** Exercise instructions **
From the listing below, return each line that includes "name".

(Figure contents as structured data)

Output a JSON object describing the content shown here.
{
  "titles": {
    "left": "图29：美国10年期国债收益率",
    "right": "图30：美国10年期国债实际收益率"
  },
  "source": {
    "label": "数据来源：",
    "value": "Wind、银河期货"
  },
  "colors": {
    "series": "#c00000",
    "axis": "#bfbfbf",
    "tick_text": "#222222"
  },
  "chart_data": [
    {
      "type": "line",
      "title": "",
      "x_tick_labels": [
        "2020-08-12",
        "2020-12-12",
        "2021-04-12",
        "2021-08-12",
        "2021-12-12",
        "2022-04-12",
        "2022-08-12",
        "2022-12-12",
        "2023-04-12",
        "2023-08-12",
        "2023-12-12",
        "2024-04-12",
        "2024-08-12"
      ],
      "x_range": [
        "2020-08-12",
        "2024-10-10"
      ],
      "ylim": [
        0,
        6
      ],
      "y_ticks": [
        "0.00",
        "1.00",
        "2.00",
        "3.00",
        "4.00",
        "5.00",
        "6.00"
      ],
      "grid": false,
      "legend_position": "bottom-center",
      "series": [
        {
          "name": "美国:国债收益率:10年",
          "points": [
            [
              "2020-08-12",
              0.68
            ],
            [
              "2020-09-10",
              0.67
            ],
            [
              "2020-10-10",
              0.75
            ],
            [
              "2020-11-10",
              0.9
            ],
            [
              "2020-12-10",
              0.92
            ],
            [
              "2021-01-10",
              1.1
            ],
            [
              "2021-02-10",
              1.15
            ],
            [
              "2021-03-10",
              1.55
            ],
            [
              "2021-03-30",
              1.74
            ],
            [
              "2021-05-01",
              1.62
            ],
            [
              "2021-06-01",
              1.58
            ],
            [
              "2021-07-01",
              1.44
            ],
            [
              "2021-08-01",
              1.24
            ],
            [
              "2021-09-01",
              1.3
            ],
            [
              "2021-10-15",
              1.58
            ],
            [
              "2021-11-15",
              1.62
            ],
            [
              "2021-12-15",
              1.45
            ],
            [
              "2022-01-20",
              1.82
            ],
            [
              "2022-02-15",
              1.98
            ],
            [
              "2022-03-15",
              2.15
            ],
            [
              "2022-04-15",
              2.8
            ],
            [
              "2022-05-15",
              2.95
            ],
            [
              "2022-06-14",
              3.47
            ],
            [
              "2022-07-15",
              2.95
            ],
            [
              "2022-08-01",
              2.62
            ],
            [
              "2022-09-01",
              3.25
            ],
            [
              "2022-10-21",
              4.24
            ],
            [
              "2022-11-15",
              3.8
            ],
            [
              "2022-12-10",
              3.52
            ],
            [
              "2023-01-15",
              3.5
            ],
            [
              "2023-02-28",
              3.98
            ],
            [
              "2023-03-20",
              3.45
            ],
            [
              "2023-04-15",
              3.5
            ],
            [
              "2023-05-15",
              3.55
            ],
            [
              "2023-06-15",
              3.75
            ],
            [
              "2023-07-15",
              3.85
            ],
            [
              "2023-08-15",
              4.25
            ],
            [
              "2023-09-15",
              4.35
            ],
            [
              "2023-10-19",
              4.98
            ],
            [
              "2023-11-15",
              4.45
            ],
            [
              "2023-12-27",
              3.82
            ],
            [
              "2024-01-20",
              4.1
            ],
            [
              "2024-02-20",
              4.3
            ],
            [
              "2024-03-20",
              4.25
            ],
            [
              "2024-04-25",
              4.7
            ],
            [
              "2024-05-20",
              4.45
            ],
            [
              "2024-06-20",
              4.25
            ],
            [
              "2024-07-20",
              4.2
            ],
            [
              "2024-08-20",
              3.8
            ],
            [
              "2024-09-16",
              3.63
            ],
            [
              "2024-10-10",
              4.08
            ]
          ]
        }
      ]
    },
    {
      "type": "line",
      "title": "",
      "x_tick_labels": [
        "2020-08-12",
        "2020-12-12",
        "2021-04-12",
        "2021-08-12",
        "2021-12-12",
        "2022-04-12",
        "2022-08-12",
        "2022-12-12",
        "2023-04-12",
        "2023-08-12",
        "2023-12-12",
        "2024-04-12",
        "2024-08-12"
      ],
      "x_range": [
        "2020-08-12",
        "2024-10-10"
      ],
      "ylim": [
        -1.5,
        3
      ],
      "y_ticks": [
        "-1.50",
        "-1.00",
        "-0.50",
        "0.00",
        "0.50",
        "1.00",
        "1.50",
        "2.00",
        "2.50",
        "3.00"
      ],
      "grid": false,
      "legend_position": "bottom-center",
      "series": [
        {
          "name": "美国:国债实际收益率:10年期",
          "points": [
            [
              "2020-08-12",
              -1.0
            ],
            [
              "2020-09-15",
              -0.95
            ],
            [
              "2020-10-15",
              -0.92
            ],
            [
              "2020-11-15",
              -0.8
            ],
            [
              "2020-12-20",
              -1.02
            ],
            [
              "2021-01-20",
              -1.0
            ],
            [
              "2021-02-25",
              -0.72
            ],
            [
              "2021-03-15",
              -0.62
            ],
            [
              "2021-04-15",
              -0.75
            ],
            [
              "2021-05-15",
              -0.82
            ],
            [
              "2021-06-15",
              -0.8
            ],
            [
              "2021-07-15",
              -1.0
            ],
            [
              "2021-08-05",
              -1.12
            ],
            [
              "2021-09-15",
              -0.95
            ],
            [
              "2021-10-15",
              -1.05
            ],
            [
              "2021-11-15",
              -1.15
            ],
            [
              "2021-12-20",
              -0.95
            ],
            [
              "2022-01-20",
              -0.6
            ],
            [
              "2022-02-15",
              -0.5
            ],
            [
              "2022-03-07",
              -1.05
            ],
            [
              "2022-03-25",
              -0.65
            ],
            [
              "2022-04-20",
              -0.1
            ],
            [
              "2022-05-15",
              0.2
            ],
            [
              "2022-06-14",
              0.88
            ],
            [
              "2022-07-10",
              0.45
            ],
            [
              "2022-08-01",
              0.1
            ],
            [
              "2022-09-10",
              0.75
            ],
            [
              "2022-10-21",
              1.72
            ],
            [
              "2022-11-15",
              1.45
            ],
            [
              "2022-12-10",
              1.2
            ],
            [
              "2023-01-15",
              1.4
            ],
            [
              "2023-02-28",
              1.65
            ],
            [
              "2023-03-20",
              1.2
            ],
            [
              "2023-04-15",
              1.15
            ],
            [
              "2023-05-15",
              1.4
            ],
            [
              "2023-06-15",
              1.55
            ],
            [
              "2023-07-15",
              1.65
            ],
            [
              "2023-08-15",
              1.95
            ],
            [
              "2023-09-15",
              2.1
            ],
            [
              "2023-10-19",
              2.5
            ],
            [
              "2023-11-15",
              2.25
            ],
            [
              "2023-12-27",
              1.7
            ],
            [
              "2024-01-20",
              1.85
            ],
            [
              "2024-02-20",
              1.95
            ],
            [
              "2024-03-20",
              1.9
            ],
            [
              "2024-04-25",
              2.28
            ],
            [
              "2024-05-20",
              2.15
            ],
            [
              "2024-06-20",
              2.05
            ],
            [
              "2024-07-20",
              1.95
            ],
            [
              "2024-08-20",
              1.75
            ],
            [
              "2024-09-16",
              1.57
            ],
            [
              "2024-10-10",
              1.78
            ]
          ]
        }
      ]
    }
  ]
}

** Reply **
          "name": "美国:国债收益率:10年",
          "name": "美国:国债实际收益率:10年期",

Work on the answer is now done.